● WORK REQUIRED:
Write only the number of lines in the records beneath that hold "Variations".

•••••

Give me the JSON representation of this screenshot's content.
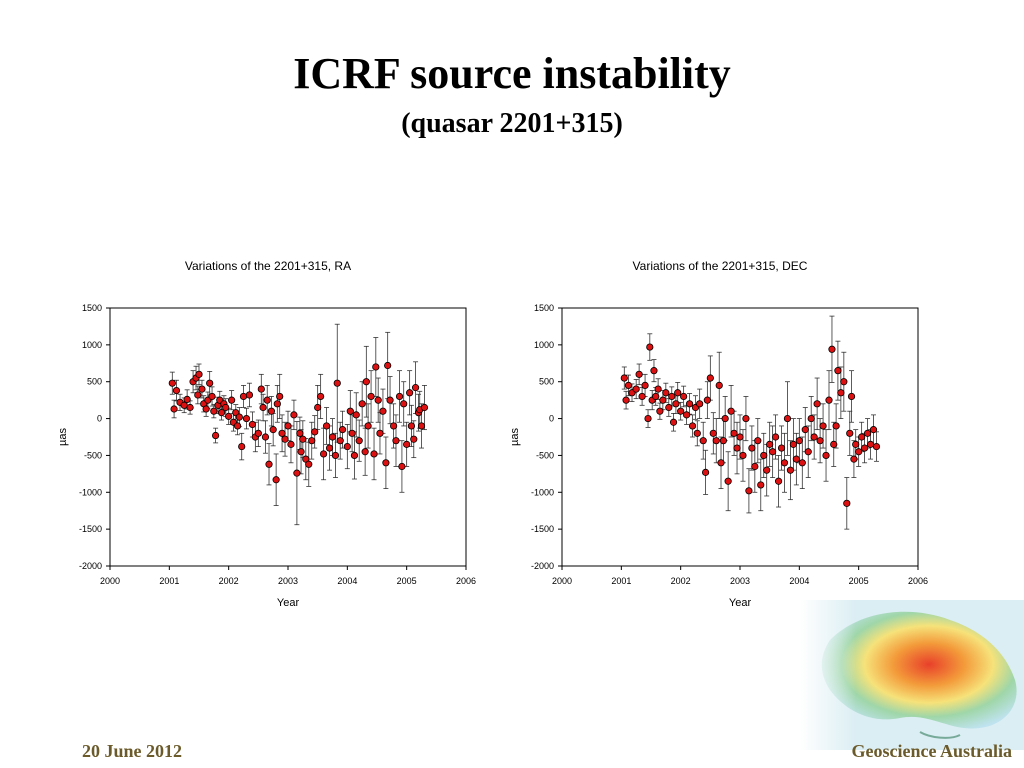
{
  "slide": {
    "title": "ICRF source instability",
    "subtitle": "(quasar 2201+315)",
    "footer_date": "20 June 2012",
    "footer_org": "Geoscience Australia"
  },
  "colors": {
    "marker": "#dd1111",
    "footer": "#6b5a2a"
  },
  "chart_data": [
    {
      "type": "scatter",
      "title": "Variations of the 2201+315, RA",
      "xlabel": "Year",
      "ylabel": "µas",
      "xlim": [
        2000,
        2006
      ],
      "ylim": [
        -2000,
        1500
      ],
      "xticks": [
        "2000",
        "2001",
        "2002",
        "2003",
        "2004",
        "2005",
        "2006"
      ],
      "yticks": [
        "1500",
        "1000",
        "500",
        "0",
        "-500",
        "-1000",
        "-1500",
        "-2000"
      ],
      "grid": false,
      "error_bars": true,
      "points": [
        [
          2001.05,
          480,
          150
        ],
        [
          2001.08,
          130,
          120
        ],
        [
          2001.12,
          380,
          140
        ],
        [
          2001.18,
          220,
          110
        ],
        [
          2001.25,
          180,
          100
        ],
        [
          2001.3,
          260,
          130
        ],
        [
          2001.35,
          150,
          90
        ],
        [
          2001.4,
          500,
          150
        ],
        [
          2001.45,
          550,
          160
        ],
        [
          2001.48,
          320,
          120
        ],
        [
          2001.5,
          600,
          140
        ],
        [
          2001.55,
          400,
          120
        ],
        [
          2001.58,
          200,
          110
        ],
        [
          2001.62,
          130,
          100
        ],
        [
          2001.65,
          250,
          110
        ],
        [
          2001.68,
          480,
          160
        ],
        [
          2001.72,
          300,
          130
        ],
        [
          2001.75,
          100,
          90
        ],
        [
          2001.78,
          -230,
          100
        ],
        [
          2001.82,
          180,
          110
        ],
        [
          2001.85,
          250,
          120
        ],
        [
          2001.88,
          80,
          100
        ],
        [
          2001.92,
          200,
          110
        ],
        [
          2001.95,
          150,
          120
        ],
        [
          2002.0,
          30,
          110
        ],
        [
          2002.05,
          250,
          130
        ],
        [
          2002.08,
          -50,
          120
        ],
        [
          2002.12,
          80,
          110
        ],
        [
          2002.15,
          -100,
          120
        ],
        [
          2002.18,
          20,
          130
        ],
        [
          2002.22,
          -380,
          180
        ],
        [
          2002.25,
          300,
          150
        ],
        [
          2002.3,
          0,
          140
        ],
        [
          2002.35,
          320,
          160
        ],
        [
          2002.4,
          -80,
          170
        ],
        [
          2002.45,
          -250,
          200
        ],
        [
          2002.5,
          -200,
          180
        ],
        [
          2002.55,
          400,
          200
        ],
        [
          2002.58,
          150,
          180
        ],
        [
          2002.62,
          -250,
          220
        ],
        [
          2002.65,
          250,
          200
        ],
        [
          2002.68,
          -620,
          280
        ],
        [
          2002.72,
          100,
          200
        ],
        [
          2002.75,
          -150,
          220
        ],
        [
          2002.8,
          -830,
          350
        ],
        [
          2002.82,
          200,
          250
        ],
        [
          2002.86,
          300,
          300
        ],
        [
          2002.9,
          -200,
          250
        ],
        [
          2002.95,
          -280,
          230
        ],
        [
          2003.0,
          -100,
          200
        ],
        [
          2003.05,
          -350,
          250
        ],
        [
          2003.1,
          50,
          200
        ],
        [
          2003.15,
          -740,
          700
        ],
        [
          2003.2,
          -200,
          220
        ],
        [
          2003.22,
          -450,
          300
        ],
        [
          2003.25,
          -280,
          250
        ],
        [
          2003.3,
          -550,
          280
        ],
        [
          2003.35,
          -620,
          300
        ],
        [
          2003.4,
          -300,
          250
        ],
        [
          2003.45,
          -180,
          220
        ],
        [
          2003.5,
          150,
          300
        ],
        [
          2003.55,
          300,
          300
        ],
        [
          2003.6,
          -480,
          350
        ],
        [
          2003.65,
          -100,
          250
        ],
        [
          2003.7,
          -400,
          300
        ],
        [
          2003.75,
          -250,
          250
        ],
        [
          2003.8,
          -500,
          300
        ],
        [
          2003.83,
          480,
          800
        ],
        [
          2003.88,
          -300,
          250
        ],
        [
          2003.92,
          -150,
          250
        ],
        [
          2004.0,
          -380,
          300
        ],
        [
          2004.05,
          100,
          280
        ],
        [
          2004.08,
          -200,
          250
        ],
        [
          2004.12,
          -500,
          320
        ],
        [
          2004.15,
          50,
          300
        ],
        [
          2004.2,
          -300,
          280
        ],
        [
          2004.25,
          200,
          300
        ],
        [
          2004.3,
          -450,
          320
        ],
        [
          2004.32,
          500,
          480
        ],
        [
          2004.35,
          -100,
          300
        ],
        [
          2004.4,
          300,
          350
        ],
        [
          2004.45,
          -480,
          350
        ],
        [
          2004.48,
          700,
          400
        ],
        [
          2004.52,
          250,
          300
        ],
        [
          2004.55,
          -200,
          280
        ],
        [
          2004.6,
          100,
          300
        ],
        [
          2004.65,
          -600,
          350
        ],
        [
          2004.68,
          720,
          450
        ],
        [
          2004.72,
          250,
          320
        ],
        [
          2004.78,
          -100,
          300
        ],
        [
          2004.82,
          -300,
          350
        ],
        [
          2004.88,
          300,
          350
        ],
        [
          2004.92,
          -650,
          350
        ],
        [
          2004.95,
          200,
          300
        ],
        [
          2005.0,
          -350,
          300
        ],
        [
          2005.05,
          350,
          300
        ],
        [
          2005.08,
          -100,
          280
        ],
        [
          2005.12,
          -280,
          250
        ],
        [
          2005.15,
          420,
          350
        ],
        [
          2005.2,
          80,
          250
        ],
        [
          2005.22,
          120,
          250
        ],
        [
          2005.25,
          -100,
          300
        ],
        [
          2005.3,
          150,
          300
        ]
      ]
    },
    {
      "type": "scatter",
      "title": "Variations of the 2201+315, DEC",
      "xlabel": "Year",
      "ylabel": "µas",
      "xlim": [
        2000,
        2006
      ],
      "ylim": [
        -2000,
        1500
      ],
      "xticks": [
        "2000",
        "2001",
        "2002",
        "2003",
        "2004",
        "2005",
        "2006"
      ],
      "yticks": [
        "1500",
        "1000",
        "500",
        "0",
        "-500",
        "-1000",
        "-1500",
        "-2000"
      ],
      "grid": false,
      "error_bars": true,
      "points": [
        [
          2001.05,
          550,
          150
        ],
        [
          2001.08,
          250,
          120
        ],
        [
          2001.12,
          450,
          140
        ],
        [
          2001.18,
          350,
          120
        ],
        [
          2001.25,
          400,
          130
        ],
        [
          2001.3,
          600,
          140
        ],
        [
          2001.35,
          300,
          120
        ],
        [
          2001.4,
          450,
          150
        ],
        [
          2001.45,
          0,
          120
        ],
        [
          2001.48,
          970,
          180
        ],
        [
          2001.52,
          250,
          130
        ],
        [
          2001.55,
          650,
          150
        ],
        [
          2001.58,
          300,
          120
        ],
        [
          2001.62,
          400,
          140
        ],
        [
          2001.65,
          100,
          110
        ],
        [
          2001.7,
          250,
          130
        ],
        [
          2001.75,
          350,
          130
        ],
        [
          2001.8,
          150,
          120
        ],
        [
          2001.85,
          300,
          130
        ],
        [
          2001.88,
          -50,
          120
        ],
        [
          2001.92,
          200,
          130
        ],
        [
          2001.95,
          350,
          140
        ],
        [
          2002.0,
          100,
          120
        ],
        [
          2002.05,
          300,
          140
        ],
        [
          2002.1,
          50,
          130
        ],
        [
          2002.15,
          200,
          140
        ],
        [
          2002.2,
          -100,
          150
        ],
        [
          2002.25,
          150,
          160
        ],
        [
          2002.28,
          -200,
          170
        ],
        [
          2002.32,
          200,
          200
        ],
        [
          2002.38,
          -300,
          250
        ],
        [
          2002.42,
          -730,
          300
        ],
        [
          2002.45,
          250,
          250
        ],
        [
          2002.5,
          550,
          300
        ],
        [
          2002.55,
          -200,
          280
        ],
        [
          2002.6,
          -300,
          300
        ],
        [
          2002.65,
          450,
          450
        ],
        [
          2002.68,
          -600,
          350
        ],
        [
          2002.72,
          -300,
          300
        ],
        [
          2002.75,
          0,
          300
        ],
        [
          2002.8,
          -850,
          400
        ],
        [
          2002.85,
          100,
          350
        ],
        [
          2002.9,
          -200,
          300
        ],
        [
          2002.95,
          -400,
          350
        ],
        [
          2003.0,
          -250,
          300
        ],
        [
          2003.05,
          -500,
          350
        ],
        [
          2003.1,
          0,
          300
        ],
        [
          2003.15,
          -980,
          300
        ],
        [
          2003.2,
          -400,
          300
        ],
        [
          2003.25,
          -650,
          350
        ],
        [
          2003.3,
          -300,
          300
        ],
        [
          2003.35,
          -900,
          350
        ],
        [
          2003.4,
          -500,
          300
        ],
        [
          2003.45,
          -700,
          350
        ],
        [
          2003.5,
          -350,
          300
        ],
        [
          2003.55,
          -450,
          350
        ],
        [
          2003.6,
          -250,
          300
        ],
        [
          2003.65,
          -850,
          350
        ],
        [
          2003.7,
          -400,
          300
        ],
        [
          2003.75,
          -600,
          400
        ],
        [
          2003.8,
          0,
          500
        ],
        [
          2003.85,
          -700,
          400
        ],
        [
          2003.9,
          -350,
          350
        ],
        [
          2003.95,
          -550,
          350
        ],
        [
          2004.0,
          -300,
          300
        ],
        [
          2004.05,
          -600,
          350
        ],
        [
          2004.1,
          -150,
          300
        ],
        [
          2004.15,
          -450,
          350
        ],
        [
          2004.2,
          0,
          300
        ],
        [
          2004.25,
          -250,
          300
        ],
        [
          2004.3,
          200,
          350
        ],
        [
          2004.35,
          -300,
          300
        ],
        [
          2004.4,
          -100,
          300
        ],
        [
          2004.45,
          -500,
          350
        ],
        [
          2004.5,
          250,
          400
        ],
        [
          2004.55,
          940,
          450
        ],
        [
          2004.58,
          -350,
          300
        ],
        [
          2004.62,
          -100,
          300
        ],
        [
          2004.65,
          650,
          400
        ],
        [
          2004.7,
          350,
          350
        ],
        [
          2004.75,
          500,
          400
        ],
        [
          2004.8,
          -1150,
          350
        ],
        [
          2004.85,
          -200,
          300
        ],
        [
          2004.88,
          300,
          350
        ],
        [
          2004.92,
          -550,
          250
        ],
        [
          2004.95,
          -350,
          200
        ],
        [
          2005.0,
          -450,
          200
        ],
        [
          2005.05,
          -250,
          200
        ],
        [
          2005.1,
          -400,
          200
        ],
        [
          2005.15,
          -200,
          200
        ],
        [
          2005.2,
          -350,
          200
        ],
        [
          2005.25,
          -150,
          200
        ],
        [
          2005.3,
          -380,
          200
        ]
      ]
    }
  ]
}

•••••

● WORKED SOLUTION:
2